— start Given records —

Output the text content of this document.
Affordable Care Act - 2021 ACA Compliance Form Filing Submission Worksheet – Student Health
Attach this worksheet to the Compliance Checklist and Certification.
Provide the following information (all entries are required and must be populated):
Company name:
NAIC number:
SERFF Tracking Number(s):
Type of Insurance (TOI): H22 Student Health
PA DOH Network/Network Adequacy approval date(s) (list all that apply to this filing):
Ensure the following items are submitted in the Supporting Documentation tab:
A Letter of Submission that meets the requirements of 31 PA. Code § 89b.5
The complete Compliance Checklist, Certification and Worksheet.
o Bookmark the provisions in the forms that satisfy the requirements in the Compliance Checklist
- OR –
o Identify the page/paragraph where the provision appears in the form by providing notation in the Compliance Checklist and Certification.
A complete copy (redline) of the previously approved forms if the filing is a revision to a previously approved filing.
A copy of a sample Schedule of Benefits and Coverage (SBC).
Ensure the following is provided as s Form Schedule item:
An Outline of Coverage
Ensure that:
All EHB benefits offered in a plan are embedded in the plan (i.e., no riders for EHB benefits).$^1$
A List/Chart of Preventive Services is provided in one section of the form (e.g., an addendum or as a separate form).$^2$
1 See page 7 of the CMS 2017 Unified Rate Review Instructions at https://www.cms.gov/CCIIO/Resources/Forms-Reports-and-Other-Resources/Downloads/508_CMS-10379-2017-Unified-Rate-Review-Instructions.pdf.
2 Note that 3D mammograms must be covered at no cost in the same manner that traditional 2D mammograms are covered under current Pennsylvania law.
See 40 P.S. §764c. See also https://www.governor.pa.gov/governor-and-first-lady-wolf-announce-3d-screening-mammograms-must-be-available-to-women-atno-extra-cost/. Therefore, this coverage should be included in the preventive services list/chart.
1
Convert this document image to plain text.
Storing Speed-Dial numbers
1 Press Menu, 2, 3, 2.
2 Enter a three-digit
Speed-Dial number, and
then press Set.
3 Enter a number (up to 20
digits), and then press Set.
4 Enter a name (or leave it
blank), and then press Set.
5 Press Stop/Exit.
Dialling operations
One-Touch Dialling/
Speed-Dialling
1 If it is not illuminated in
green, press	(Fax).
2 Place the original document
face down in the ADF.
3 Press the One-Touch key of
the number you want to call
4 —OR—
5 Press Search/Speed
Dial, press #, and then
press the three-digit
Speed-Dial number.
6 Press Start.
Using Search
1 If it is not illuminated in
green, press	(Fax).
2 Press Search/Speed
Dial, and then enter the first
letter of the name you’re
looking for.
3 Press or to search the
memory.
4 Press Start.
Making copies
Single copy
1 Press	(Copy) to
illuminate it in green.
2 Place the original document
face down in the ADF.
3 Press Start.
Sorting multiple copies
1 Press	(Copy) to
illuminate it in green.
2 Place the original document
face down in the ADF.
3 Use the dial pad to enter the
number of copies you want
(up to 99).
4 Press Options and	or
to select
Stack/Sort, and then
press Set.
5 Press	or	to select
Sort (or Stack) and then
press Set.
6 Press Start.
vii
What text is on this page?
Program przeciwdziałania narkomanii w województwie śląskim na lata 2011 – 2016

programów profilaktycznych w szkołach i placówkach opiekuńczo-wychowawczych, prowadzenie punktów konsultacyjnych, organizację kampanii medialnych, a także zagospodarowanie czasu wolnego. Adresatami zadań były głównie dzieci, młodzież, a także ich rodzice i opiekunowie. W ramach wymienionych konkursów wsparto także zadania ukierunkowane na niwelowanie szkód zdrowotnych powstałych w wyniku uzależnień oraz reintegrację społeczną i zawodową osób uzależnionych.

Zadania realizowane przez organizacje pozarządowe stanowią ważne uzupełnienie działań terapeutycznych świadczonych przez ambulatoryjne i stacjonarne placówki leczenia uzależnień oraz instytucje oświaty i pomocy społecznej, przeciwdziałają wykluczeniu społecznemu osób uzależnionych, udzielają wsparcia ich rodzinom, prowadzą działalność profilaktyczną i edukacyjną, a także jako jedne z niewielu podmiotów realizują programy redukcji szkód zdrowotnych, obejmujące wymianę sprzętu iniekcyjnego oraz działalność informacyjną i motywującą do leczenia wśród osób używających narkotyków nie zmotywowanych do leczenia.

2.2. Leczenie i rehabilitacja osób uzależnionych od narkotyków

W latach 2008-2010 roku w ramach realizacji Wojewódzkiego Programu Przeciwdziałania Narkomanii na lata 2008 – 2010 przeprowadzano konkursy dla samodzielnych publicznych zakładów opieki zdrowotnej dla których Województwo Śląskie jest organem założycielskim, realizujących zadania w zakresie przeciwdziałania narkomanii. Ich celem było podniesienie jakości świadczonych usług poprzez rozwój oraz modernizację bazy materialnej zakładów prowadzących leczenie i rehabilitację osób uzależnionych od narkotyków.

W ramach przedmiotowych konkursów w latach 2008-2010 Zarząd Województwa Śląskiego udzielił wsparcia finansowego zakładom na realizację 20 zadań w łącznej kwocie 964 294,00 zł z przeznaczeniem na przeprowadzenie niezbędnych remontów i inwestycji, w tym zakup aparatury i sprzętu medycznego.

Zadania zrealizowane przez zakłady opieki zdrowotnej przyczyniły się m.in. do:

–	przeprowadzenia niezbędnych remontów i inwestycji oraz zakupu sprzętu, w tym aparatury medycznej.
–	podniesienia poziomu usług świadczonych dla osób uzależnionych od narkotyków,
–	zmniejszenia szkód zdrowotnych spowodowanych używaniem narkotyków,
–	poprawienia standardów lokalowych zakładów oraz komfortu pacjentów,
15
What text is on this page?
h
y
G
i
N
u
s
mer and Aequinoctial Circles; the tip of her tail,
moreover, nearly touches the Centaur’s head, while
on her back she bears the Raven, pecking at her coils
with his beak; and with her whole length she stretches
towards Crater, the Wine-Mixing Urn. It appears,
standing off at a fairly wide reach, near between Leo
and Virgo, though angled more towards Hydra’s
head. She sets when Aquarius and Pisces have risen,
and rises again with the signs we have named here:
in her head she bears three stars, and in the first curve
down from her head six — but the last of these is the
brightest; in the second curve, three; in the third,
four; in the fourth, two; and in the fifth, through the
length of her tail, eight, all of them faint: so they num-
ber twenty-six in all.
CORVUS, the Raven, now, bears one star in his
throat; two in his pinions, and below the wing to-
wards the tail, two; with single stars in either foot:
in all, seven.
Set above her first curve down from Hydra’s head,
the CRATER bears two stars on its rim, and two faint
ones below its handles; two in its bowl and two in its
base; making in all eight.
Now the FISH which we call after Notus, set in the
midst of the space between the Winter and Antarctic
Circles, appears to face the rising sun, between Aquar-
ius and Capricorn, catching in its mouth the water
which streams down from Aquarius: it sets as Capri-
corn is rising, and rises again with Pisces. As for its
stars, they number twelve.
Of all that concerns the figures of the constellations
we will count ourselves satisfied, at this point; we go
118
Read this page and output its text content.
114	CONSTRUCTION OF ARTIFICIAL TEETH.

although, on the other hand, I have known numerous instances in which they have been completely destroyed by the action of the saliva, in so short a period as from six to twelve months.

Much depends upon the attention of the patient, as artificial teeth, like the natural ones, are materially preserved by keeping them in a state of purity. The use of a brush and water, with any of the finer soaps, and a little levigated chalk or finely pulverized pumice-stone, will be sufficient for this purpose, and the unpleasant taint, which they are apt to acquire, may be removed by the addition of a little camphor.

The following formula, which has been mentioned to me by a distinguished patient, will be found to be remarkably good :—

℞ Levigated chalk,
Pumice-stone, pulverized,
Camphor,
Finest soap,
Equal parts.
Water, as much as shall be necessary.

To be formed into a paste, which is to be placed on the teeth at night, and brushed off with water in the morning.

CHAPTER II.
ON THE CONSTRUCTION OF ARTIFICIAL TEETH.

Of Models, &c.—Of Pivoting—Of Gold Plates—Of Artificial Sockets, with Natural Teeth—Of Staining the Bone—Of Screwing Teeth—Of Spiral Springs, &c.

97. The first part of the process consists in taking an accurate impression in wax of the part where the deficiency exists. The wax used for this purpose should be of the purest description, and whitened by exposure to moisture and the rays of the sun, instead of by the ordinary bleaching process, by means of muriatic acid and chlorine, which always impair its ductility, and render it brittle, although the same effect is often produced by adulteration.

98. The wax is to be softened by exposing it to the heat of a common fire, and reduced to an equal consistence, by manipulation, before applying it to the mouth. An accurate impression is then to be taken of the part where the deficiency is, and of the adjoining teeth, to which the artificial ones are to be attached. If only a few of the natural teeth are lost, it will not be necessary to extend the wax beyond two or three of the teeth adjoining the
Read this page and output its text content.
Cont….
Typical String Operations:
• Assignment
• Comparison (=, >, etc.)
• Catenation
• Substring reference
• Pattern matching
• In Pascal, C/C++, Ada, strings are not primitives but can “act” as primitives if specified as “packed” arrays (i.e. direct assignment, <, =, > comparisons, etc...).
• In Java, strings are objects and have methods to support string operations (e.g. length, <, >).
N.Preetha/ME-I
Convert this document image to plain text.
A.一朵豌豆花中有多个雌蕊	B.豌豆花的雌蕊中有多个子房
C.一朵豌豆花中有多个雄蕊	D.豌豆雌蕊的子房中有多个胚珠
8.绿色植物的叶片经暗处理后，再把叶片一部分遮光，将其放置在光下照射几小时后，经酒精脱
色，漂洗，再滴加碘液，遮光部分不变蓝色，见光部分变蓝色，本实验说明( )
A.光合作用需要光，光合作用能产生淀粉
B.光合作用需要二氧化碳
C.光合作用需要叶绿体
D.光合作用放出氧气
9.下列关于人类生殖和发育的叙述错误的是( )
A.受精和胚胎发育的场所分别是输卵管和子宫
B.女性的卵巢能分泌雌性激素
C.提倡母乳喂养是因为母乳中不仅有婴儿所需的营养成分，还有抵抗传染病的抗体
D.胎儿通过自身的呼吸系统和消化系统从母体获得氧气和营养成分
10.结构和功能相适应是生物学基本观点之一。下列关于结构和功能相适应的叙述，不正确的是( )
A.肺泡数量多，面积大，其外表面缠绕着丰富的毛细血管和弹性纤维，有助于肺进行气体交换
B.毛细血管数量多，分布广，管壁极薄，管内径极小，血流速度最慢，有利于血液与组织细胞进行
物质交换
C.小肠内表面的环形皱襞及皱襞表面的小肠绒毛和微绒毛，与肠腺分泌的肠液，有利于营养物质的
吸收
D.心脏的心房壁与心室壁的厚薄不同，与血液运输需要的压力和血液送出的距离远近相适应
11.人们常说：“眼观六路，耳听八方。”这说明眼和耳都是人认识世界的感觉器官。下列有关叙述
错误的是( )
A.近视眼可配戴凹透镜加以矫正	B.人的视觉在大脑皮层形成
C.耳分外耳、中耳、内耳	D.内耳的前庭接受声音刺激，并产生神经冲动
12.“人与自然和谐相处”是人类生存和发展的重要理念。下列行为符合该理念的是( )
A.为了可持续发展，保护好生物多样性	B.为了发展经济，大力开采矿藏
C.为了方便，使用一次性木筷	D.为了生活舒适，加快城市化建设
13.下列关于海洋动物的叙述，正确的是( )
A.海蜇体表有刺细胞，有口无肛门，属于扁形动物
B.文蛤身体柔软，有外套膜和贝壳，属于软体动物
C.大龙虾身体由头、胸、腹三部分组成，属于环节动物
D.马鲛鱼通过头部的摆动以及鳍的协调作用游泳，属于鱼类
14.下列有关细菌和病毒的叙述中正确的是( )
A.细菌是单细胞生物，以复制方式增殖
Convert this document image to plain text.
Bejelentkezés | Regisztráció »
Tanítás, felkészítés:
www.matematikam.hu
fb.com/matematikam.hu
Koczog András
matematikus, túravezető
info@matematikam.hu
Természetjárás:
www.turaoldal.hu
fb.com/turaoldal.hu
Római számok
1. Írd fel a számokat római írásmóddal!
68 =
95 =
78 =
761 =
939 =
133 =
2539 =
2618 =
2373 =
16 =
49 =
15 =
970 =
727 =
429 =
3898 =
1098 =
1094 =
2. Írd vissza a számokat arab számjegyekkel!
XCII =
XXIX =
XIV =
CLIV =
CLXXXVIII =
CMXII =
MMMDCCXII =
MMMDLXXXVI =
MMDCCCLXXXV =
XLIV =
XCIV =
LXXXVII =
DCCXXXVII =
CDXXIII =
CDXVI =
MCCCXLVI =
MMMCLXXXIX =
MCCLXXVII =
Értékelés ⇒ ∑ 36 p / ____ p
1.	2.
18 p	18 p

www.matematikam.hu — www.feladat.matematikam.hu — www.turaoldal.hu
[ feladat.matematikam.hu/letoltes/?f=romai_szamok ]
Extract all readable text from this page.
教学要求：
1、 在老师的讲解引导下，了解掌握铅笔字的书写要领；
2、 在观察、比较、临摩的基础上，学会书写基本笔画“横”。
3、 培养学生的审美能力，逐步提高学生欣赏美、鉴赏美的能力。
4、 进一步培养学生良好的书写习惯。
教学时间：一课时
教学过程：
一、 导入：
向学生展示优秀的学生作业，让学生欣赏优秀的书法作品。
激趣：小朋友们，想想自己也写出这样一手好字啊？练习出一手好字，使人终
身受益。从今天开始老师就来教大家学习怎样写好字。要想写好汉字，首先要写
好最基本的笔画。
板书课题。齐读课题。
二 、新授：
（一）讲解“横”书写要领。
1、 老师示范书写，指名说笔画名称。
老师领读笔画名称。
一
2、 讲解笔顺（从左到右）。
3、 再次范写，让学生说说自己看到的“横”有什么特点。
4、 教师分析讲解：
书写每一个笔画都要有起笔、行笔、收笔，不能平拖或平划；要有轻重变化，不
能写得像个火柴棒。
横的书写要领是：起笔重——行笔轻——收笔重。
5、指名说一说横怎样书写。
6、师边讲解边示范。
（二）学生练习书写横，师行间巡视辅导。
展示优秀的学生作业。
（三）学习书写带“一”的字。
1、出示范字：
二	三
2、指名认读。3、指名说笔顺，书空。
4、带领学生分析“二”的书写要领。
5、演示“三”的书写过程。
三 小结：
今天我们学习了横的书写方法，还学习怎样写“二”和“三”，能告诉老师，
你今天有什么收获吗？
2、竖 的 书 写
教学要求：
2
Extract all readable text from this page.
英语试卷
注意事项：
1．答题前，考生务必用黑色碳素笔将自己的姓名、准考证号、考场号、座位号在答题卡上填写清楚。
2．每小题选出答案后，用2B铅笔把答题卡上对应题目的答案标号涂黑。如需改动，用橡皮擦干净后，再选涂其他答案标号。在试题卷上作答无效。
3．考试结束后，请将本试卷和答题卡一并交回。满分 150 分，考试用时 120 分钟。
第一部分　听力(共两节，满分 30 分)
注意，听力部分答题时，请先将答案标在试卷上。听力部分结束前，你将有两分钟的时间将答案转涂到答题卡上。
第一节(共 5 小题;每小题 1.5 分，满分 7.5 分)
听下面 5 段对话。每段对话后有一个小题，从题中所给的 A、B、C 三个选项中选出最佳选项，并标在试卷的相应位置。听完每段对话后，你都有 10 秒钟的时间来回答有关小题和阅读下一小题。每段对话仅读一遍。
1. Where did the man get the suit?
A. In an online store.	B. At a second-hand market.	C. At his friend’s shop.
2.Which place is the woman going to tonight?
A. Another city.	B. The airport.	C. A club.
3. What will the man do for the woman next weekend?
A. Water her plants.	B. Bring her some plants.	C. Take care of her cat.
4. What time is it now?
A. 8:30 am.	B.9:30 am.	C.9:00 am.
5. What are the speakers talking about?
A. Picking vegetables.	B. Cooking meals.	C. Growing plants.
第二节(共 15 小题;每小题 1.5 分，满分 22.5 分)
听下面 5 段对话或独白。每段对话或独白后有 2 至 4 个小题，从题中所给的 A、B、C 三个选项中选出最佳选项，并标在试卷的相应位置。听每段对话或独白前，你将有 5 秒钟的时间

— end Given records —

• **Written request**
Only the number is wanted: how many lines contain the string "that"?

• **Answer below**
6